» Exercise details: Without skipping anything, write out each record below exactly.

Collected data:

──────────────────────────────

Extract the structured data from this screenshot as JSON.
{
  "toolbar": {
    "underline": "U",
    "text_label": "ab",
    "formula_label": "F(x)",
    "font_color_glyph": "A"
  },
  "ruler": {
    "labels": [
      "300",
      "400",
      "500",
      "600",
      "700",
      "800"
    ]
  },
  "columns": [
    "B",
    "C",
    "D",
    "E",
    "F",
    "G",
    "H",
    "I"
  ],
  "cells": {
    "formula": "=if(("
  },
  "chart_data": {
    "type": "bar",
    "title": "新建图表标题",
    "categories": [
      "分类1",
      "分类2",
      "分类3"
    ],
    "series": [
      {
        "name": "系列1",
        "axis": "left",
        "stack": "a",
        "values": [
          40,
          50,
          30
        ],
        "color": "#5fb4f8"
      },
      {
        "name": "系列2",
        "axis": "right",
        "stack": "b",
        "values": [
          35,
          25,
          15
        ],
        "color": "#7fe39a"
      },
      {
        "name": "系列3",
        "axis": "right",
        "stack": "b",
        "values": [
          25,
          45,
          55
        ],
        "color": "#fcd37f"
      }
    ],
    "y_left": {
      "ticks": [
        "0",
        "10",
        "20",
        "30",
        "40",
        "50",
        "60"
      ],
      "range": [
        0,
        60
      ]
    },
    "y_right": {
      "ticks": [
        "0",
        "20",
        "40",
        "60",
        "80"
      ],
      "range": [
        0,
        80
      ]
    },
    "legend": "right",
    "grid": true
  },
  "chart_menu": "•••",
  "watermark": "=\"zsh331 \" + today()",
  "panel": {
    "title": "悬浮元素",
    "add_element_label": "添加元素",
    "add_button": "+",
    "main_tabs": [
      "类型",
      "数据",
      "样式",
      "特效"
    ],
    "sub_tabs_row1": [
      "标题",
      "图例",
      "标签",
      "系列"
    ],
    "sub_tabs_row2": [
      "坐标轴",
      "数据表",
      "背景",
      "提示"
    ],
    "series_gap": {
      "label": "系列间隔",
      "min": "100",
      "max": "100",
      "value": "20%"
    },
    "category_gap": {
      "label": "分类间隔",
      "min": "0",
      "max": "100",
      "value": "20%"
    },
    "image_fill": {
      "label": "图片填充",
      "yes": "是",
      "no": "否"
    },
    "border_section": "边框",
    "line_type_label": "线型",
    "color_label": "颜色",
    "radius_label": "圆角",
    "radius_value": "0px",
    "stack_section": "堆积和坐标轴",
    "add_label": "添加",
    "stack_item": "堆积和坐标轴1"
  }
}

──────────────────────────────

» Solution:
Extract the structured data from this screenshot as JSON.
{
  "toolbar": {
    "underline": "U",
    "text_label": "ab",
    "formula_label": "F(x)",
    "font_color_glyph": "A"
  },
  "ruler": {
    "labels": [
      "300",
      "400",
      "500",
      "600",
      "700",
      "800"
    ]
  },
  "columns": [
    "B",
    "C",
    "D",
    "E",
    "F",
    "G",
    "H",
    "I"
  ],
  "cells": {
    "formula": "=if(("
  },
  "chart_data": {
    "type": "bar",
    "title": "新建图表标题",
    "categories": [
      "分类1",
      "分类2",
      "分类3"
    ],
    "series": [
      {
        "name": "系列1",
        "axis": "left",
        "stack": "a",
        "values": [
          40,
          50,
          30
        ],
        "color": "#5fb4f8"
      },
      {
        "name": "系列2",
        "axis": "right",
        "stack": "b",
        "values": [
          35,
          25,
          15
        ],
        "color": "#7fe39a"
      },
      {
        "name": "系列3",
        "axis": "right",
        "stack": "b",
        "values": [
          25,
          45,
          55
        ],
        "color": "#fcd37f"
      }
    ],
    "y_left": {
      "ticks": [
        "0",
        "10",
        "20",
        "30",
        "40",
        "50",
        "60"
      ],
      "range": [
        0,
        60
      ]
    },
    "y_right": {
      "ticks": [
        "0",
        "20",
        "40",
        "60",
        "80"
      ],
      "range": [
        0,
        80
      ]
    },
    "legend": "right",
    "grid": true
  },
  "chart_menu": "•••",
  "watermark": "=\"zsh331 \" + today()",
  "panel": {
    "title": "悬浮元素",
    "add_element_label": "添加元素",
    "add_button": "+",
    "main_tabs": [
      "类型",
      "数据",
      "样式",
      "特效"
    ],
    "sub_tabs_row1": [
      "标题",
      "图例",
      "标签",
      "系列"
    ],
    "sub_tabs_row2": [
      "坐标轴",
      "数据表",
      "背景",
      "提示"
    ],
    "series_gap": {
      "label": "系列间隔",
      "min": "100",
      "max": "100",
      "value": "20%"
    },
    "category_gap": {
      "label": "分类间隔",
      "min": "0",
      "max": "100",
      "value": "20%"
    },
    "image_fill": {
      "label": "图片填充",
      "yes": "是",
      "no": "否"
    },
    "border_section": "边框",
    "line_type_label": "线型",
    "color_label": "颜色",
    "radius_label": "圆角",
    "radius_value": "0px",
    "stack_section": "堆积和坐标轴",
    "add_label": "添加",
    "stack_item": "堆积和坐标轴1"
  }
}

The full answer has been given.